#### Task details:
Filter the records below for the word "viime". Copy each line that holds it.

^^^^^^^^^^^^^^^^

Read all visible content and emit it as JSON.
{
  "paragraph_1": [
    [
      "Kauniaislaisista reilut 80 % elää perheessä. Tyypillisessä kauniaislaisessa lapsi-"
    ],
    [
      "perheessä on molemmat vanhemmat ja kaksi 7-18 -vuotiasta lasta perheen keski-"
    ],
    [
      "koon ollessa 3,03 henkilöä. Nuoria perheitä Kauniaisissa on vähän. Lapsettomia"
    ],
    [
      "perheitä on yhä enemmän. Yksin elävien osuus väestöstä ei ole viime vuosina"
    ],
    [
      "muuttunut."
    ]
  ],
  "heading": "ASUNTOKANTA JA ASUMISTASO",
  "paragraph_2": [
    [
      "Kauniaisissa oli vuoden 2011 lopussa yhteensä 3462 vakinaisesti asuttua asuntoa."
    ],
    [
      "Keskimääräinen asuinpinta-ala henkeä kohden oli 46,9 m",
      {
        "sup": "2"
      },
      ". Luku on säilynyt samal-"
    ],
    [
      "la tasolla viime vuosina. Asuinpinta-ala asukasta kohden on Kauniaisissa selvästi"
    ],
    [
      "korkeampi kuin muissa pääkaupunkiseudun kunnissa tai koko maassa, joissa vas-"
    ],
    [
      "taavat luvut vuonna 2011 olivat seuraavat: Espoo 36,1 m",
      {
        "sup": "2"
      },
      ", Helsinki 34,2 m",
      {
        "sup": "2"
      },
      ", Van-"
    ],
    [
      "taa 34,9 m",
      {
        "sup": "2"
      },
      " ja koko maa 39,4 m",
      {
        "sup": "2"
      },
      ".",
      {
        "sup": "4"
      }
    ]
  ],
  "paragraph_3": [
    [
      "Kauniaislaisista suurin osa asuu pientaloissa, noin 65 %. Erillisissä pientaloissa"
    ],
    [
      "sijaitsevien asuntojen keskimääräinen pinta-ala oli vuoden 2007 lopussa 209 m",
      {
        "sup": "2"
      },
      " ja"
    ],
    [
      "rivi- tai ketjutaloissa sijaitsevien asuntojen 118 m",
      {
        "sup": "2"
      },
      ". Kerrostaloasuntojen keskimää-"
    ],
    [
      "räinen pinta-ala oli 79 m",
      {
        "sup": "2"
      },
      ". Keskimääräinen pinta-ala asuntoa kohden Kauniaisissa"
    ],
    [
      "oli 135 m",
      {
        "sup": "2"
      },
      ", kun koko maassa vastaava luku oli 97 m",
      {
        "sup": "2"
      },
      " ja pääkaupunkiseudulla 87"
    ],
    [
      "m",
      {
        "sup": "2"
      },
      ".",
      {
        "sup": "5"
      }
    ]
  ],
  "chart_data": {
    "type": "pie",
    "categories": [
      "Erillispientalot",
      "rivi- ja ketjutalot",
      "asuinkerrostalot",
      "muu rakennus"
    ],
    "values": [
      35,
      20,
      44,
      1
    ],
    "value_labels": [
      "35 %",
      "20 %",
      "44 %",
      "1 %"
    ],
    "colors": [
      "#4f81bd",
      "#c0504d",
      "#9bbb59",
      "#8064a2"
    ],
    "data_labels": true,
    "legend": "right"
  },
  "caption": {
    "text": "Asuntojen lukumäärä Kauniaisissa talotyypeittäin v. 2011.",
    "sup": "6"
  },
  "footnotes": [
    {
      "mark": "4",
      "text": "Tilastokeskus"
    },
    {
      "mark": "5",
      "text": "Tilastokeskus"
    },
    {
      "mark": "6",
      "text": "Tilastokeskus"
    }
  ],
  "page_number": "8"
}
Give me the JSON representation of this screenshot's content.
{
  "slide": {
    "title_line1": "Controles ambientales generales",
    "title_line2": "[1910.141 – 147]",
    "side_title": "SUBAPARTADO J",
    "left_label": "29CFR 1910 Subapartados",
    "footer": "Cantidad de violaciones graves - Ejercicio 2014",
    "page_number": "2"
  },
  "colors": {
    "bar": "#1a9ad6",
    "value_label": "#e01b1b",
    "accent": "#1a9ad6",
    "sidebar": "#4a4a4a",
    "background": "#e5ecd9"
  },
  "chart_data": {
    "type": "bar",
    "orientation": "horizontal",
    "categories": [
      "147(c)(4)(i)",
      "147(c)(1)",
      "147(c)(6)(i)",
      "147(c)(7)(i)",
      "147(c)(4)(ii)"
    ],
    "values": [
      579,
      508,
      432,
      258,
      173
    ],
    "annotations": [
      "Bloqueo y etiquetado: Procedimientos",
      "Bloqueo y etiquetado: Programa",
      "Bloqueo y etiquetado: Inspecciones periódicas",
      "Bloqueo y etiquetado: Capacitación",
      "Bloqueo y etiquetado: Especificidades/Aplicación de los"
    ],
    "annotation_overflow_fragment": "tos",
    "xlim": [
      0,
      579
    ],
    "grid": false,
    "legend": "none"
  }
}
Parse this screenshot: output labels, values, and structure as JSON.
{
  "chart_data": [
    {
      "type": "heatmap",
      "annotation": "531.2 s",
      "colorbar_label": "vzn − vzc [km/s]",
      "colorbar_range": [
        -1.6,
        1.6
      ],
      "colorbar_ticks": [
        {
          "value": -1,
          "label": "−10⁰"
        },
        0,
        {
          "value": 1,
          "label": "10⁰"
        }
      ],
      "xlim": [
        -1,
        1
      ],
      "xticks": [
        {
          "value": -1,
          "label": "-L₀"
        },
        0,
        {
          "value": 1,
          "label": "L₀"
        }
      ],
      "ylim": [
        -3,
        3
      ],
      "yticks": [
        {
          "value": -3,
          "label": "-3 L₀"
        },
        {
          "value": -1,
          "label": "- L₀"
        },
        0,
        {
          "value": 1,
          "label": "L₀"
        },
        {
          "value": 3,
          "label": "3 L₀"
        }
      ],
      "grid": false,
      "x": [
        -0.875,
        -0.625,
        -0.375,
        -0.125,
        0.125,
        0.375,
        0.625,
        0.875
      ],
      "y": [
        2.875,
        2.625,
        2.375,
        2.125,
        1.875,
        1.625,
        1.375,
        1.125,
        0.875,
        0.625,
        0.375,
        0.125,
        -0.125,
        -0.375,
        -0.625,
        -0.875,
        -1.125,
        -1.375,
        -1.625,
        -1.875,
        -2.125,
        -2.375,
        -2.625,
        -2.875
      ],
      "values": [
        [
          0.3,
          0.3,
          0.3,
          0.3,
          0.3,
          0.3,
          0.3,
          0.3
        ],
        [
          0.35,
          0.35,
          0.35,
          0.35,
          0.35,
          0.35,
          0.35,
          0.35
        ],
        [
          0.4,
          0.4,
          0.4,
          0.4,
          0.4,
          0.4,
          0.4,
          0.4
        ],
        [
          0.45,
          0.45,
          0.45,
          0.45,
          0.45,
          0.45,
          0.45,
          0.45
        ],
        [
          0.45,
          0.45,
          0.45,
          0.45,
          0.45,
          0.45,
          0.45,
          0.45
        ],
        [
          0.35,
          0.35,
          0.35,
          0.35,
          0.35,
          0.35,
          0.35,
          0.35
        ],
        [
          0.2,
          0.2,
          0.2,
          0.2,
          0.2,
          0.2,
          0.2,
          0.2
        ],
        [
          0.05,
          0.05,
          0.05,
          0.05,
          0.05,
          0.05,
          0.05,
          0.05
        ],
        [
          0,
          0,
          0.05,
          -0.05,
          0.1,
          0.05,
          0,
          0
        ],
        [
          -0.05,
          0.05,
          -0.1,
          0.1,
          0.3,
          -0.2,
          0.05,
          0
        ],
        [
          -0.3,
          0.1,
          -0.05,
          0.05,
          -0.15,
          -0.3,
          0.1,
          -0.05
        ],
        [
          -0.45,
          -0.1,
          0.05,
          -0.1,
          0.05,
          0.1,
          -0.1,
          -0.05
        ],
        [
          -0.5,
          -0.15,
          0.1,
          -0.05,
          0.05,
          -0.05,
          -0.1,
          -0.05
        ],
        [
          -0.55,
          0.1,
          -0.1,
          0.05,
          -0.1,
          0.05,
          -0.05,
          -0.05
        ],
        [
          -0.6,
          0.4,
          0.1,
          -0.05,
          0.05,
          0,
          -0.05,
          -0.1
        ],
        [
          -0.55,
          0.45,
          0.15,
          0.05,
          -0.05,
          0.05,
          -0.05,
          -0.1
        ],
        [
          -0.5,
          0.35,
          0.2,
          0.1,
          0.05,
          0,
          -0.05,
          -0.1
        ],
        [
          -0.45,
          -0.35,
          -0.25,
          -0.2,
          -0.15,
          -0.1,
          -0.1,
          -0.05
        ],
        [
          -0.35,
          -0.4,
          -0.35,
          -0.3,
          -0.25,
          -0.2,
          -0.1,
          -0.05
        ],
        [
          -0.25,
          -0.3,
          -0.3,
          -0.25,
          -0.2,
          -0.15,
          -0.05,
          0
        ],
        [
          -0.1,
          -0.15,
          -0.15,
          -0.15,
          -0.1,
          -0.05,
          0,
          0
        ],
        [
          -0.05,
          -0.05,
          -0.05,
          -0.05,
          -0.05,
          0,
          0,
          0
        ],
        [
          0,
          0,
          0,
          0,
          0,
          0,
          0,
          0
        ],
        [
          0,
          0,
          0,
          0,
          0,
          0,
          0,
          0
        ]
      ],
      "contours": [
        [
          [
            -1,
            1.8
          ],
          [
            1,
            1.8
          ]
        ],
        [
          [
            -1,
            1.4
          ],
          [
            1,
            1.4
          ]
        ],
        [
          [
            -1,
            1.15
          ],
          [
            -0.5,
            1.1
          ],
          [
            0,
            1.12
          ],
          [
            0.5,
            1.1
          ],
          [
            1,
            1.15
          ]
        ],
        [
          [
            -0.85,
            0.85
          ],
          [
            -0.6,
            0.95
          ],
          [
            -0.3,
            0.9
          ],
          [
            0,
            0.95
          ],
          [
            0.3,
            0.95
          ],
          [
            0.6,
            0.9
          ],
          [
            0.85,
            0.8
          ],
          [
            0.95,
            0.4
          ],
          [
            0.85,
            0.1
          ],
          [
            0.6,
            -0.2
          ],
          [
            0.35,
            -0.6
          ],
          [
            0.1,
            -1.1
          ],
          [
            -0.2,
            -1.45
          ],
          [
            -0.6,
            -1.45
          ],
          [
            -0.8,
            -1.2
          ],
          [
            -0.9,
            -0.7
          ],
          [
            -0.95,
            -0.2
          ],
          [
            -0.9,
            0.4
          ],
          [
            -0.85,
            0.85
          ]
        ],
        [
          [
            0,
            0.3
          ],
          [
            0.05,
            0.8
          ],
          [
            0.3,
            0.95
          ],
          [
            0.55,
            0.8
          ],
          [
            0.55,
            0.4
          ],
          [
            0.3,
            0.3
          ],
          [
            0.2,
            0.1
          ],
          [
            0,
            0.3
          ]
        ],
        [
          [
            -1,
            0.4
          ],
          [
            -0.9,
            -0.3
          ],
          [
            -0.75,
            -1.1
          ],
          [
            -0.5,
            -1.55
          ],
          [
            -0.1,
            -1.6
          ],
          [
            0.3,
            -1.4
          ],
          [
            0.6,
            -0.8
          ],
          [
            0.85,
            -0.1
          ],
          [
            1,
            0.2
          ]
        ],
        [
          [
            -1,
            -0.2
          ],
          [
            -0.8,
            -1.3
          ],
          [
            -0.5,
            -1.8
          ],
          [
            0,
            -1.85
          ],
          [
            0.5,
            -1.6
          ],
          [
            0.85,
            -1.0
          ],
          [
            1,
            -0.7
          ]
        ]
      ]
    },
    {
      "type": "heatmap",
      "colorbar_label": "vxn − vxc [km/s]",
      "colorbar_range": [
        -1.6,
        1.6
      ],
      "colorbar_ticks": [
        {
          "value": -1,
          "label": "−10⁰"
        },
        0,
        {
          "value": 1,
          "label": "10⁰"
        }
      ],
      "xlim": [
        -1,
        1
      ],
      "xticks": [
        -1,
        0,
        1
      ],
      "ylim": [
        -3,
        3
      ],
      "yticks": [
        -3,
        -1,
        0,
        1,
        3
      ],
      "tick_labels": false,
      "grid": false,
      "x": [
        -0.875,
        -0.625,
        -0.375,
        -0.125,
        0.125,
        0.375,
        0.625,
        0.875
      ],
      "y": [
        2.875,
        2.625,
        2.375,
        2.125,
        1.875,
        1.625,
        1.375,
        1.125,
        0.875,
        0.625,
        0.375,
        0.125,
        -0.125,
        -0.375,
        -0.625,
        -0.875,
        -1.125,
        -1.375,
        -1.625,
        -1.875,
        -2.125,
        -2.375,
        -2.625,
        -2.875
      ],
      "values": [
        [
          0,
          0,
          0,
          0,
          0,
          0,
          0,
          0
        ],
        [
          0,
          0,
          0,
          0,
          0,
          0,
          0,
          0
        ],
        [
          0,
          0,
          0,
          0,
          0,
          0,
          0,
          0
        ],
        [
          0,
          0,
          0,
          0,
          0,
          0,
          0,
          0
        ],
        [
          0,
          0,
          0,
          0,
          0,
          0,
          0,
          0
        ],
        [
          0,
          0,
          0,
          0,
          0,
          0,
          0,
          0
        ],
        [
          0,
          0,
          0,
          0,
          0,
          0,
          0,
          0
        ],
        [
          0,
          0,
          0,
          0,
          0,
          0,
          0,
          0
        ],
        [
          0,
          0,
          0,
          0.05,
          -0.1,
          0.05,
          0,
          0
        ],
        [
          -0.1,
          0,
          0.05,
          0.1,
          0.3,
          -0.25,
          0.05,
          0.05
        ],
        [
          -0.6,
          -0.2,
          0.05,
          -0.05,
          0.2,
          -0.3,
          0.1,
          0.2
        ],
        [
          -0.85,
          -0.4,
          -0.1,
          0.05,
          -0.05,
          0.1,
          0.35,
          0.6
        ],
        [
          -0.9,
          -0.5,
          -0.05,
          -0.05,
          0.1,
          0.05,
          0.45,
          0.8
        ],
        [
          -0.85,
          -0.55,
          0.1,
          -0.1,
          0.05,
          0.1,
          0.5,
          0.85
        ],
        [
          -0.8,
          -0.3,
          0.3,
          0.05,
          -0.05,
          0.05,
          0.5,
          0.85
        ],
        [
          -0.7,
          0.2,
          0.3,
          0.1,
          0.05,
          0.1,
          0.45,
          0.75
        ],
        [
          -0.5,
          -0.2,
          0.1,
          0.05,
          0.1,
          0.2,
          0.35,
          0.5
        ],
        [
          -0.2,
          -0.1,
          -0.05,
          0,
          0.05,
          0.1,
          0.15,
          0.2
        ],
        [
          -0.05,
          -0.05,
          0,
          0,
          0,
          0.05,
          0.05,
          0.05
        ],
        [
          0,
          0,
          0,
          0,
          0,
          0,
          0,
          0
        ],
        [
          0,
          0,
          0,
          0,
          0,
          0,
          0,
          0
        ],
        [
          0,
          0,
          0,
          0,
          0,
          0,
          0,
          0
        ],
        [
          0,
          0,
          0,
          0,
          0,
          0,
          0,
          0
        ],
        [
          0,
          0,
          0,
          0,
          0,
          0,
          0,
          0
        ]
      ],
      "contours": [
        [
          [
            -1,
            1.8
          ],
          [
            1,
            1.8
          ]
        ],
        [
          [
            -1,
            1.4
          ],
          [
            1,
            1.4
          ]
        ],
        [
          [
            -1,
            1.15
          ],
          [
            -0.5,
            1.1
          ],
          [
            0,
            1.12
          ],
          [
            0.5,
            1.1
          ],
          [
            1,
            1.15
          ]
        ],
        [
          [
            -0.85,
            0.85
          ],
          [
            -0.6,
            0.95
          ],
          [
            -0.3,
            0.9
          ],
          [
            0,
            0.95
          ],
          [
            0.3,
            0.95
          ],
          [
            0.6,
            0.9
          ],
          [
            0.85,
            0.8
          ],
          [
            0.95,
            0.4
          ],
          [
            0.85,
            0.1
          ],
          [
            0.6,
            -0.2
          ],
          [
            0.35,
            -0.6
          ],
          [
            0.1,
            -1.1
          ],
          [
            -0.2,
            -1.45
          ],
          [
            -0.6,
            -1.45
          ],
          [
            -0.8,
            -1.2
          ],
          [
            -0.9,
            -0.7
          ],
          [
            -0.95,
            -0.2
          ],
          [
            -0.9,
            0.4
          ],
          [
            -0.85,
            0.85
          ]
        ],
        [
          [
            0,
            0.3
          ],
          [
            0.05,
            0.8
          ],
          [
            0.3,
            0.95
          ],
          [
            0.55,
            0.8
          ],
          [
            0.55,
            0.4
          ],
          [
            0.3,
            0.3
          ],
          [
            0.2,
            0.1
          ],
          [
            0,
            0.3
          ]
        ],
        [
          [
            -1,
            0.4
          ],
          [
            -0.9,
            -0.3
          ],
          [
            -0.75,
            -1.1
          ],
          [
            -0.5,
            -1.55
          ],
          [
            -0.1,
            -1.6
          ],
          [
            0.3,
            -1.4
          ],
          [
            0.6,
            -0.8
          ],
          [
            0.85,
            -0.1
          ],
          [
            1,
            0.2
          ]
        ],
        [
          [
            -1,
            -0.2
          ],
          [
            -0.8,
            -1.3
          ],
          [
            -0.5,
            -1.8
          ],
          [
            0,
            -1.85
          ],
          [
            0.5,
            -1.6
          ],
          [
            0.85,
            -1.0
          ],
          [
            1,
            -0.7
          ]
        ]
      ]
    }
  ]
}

^^^^^^^^^^^^^^^^

#### Problem solution:
      "perheitä on yhä enemmän. Yksin elävien osuus väestöstä ei ole viime vuosina"
      "la tasolla viime vuosina. Asuinpinta-ala asukasta kohden on Kauniaisissa selvästi"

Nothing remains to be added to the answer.